**RECORDS SHOWN**
□ □ □ □ □

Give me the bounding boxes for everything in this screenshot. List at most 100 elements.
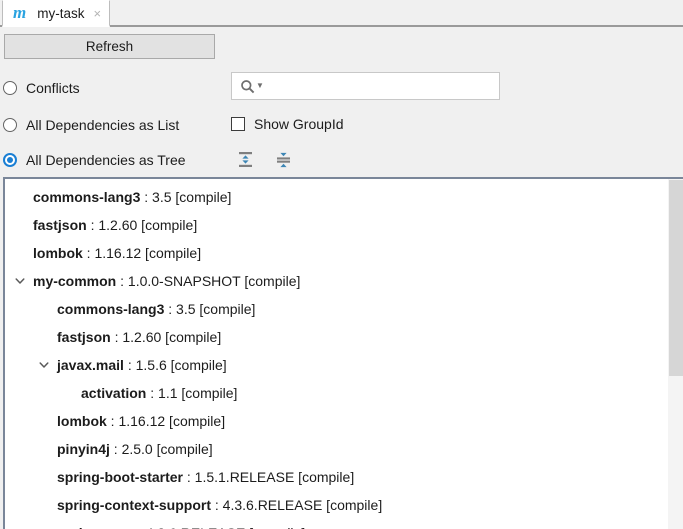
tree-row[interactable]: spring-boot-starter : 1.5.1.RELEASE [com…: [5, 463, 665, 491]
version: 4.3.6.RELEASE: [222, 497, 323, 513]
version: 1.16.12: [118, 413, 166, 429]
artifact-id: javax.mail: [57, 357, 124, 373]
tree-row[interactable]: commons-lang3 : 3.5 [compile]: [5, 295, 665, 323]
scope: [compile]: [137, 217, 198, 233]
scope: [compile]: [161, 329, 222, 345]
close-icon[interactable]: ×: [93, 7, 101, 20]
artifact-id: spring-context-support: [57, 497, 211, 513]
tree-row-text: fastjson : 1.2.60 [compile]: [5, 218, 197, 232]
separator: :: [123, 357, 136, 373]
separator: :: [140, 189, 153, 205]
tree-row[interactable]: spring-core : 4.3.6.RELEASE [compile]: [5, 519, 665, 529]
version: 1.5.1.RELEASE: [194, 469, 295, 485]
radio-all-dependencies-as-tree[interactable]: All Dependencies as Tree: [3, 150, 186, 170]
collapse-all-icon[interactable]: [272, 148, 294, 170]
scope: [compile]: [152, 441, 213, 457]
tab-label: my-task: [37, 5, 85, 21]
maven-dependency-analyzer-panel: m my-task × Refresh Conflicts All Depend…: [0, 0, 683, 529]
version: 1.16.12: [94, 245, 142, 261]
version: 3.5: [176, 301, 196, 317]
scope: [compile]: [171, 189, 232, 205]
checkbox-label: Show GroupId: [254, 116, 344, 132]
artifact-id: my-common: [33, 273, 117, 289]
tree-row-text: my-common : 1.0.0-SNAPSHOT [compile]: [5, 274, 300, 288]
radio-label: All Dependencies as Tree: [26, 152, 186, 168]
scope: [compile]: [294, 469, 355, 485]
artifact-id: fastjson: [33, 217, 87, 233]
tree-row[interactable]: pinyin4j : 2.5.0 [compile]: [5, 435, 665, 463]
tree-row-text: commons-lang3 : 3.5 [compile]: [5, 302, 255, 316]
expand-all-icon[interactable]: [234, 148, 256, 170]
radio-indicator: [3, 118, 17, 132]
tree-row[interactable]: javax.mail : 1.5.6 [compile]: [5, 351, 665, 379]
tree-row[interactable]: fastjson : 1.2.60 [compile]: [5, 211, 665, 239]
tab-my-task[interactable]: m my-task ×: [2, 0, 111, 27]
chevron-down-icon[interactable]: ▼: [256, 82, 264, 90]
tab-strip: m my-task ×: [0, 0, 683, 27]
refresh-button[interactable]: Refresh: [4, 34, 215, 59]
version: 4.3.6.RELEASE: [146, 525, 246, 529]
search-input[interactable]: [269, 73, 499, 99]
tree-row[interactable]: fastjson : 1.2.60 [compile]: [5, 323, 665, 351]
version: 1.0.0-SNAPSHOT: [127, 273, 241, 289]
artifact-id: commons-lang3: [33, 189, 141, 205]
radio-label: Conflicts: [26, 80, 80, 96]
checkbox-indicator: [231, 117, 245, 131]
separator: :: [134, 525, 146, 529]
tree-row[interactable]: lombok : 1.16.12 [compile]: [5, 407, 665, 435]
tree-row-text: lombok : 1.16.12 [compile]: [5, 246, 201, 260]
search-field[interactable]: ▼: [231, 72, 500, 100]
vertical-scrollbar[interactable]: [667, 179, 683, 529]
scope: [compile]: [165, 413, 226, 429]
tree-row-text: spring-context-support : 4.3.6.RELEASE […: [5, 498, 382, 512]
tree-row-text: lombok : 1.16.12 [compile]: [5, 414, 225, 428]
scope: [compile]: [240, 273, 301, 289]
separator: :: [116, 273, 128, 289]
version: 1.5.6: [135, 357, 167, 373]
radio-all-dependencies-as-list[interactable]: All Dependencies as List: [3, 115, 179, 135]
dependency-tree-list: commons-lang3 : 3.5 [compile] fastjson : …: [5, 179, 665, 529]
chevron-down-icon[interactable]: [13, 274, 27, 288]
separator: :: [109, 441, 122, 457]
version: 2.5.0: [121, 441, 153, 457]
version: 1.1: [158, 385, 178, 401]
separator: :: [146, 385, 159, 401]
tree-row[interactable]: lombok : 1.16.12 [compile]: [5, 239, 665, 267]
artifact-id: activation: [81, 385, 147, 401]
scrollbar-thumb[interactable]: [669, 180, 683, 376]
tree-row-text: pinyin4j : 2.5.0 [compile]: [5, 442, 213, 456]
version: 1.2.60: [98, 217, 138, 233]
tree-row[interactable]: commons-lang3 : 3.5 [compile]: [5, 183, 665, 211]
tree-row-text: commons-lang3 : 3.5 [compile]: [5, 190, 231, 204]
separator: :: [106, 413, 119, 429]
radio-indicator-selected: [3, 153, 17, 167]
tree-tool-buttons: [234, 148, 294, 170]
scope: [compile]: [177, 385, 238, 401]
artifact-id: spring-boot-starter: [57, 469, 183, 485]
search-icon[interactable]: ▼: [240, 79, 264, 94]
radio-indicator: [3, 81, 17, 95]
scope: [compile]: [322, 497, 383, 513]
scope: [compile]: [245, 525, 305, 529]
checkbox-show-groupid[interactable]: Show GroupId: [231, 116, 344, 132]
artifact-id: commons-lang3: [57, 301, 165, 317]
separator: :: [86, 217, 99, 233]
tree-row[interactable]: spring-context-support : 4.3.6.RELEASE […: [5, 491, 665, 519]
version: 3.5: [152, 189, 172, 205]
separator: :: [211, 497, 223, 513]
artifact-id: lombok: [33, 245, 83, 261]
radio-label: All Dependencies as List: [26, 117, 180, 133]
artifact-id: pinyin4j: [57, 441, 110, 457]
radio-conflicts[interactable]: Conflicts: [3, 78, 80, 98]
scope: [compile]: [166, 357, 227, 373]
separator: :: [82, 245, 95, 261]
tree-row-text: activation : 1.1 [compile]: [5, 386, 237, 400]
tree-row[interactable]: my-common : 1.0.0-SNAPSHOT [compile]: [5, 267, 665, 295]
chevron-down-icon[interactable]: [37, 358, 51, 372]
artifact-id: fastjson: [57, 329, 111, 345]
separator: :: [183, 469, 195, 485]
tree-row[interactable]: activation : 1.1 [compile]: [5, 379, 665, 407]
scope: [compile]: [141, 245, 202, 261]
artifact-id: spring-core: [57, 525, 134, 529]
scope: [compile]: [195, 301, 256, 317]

□ □ □ □ □

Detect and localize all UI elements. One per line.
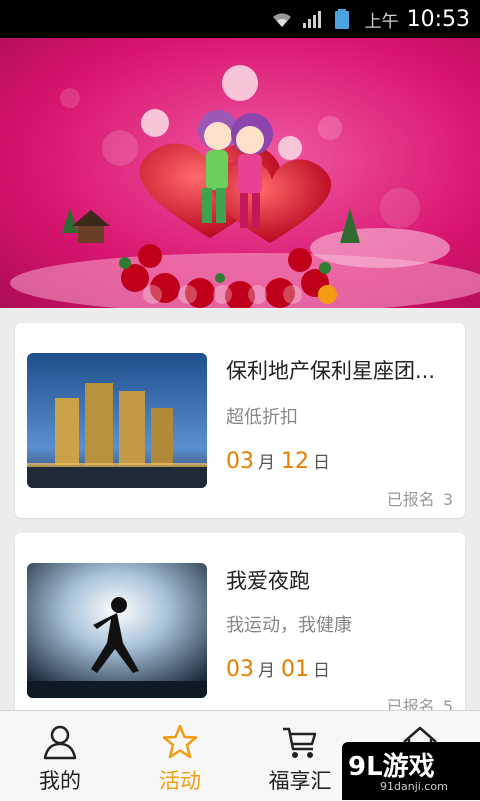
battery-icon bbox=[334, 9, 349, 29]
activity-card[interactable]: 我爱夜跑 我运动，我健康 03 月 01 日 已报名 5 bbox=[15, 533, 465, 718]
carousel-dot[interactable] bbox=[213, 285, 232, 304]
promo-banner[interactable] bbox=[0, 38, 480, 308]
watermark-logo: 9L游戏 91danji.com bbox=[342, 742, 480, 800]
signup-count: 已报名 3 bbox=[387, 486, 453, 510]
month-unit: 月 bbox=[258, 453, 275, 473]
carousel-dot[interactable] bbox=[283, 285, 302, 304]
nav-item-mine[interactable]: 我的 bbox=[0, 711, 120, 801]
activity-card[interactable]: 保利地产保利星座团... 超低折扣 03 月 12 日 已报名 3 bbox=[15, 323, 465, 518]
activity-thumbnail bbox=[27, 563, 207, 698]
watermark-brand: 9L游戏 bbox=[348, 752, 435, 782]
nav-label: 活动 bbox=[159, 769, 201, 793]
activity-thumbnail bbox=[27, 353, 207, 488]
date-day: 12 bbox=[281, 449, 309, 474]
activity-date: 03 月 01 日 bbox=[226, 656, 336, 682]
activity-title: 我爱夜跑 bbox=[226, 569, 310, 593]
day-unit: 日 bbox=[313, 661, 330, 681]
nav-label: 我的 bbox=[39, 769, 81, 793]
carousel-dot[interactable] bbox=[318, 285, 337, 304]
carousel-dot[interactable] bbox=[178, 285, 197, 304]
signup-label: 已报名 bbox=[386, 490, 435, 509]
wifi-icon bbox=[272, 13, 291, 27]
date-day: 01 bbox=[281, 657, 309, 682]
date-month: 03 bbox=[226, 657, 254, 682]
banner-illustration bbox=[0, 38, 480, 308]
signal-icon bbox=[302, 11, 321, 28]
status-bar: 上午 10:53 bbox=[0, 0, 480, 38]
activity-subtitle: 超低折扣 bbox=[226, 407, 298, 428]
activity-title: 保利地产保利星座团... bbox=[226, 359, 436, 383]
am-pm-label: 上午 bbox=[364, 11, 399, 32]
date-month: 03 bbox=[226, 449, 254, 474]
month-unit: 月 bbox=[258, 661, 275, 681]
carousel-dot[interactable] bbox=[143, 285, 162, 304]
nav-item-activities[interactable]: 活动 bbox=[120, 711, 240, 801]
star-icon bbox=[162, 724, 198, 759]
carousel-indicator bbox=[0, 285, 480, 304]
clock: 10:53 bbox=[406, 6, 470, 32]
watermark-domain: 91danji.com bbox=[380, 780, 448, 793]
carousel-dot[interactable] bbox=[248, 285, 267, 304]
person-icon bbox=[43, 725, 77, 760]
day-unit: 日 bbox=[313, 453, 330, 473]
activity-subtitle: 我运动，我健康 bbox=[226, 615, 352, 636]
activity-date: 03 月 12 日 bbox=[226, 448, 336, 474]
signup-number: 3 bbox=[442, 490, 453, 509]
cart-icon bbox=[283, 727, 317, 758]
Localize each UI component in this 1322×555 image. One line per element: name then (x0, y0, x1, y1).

□ □ □ □ □

**PROBLEM DETAILS**
Rewrite the material from the line containing "battery-icon bbox=[334, 9, 349, 29]" up to and including the line containing "nav-label: 活动 bbox=[159, 769, 201, 793]", changing "carousel-dot" to "pagination-dot" and leaving everything else untouched. Return only those lines.

**TASK SOLUTION**
battery-icon bbox=[334, 9, 349, 29]
activity-card[interactable]: 我爱夜跑 我运动，我健康 03 月 01 日 已报名 5 bbox=[15, 533, 465, 718]
pagination-dot[interactable] bbox=[213, 285, 232, 304]
promo-banner[interactable] bbox=[0, 38, 480, 308]
watermark-logo: 9L游戏 91danji.com bbox=[342, 742, 480, 800]
signup-count: 已报名 3 bbox=[387, 486, 453, 510]
month-unit: 月 bbox=[258, 453, 275, 473]
pagination-dot[interactable] bbox=[283, 285, 302, 304]
nav-item-mine[interactable]: 我的 bbox=[0, 711, 120, 801]
activity-card[interactable]: 保利地产保利星座团... 超低折扣 03 月 12 日 已报名 3 bbox=[15, 323, 465, 518]
activity-thumbnail bbox=[27, 563, 207, 698]
watermark-brand: 9L游戏 bbox=[348, 752, 435, 782]
nav-label: 活动 bbox=[159, 769, 201, 793]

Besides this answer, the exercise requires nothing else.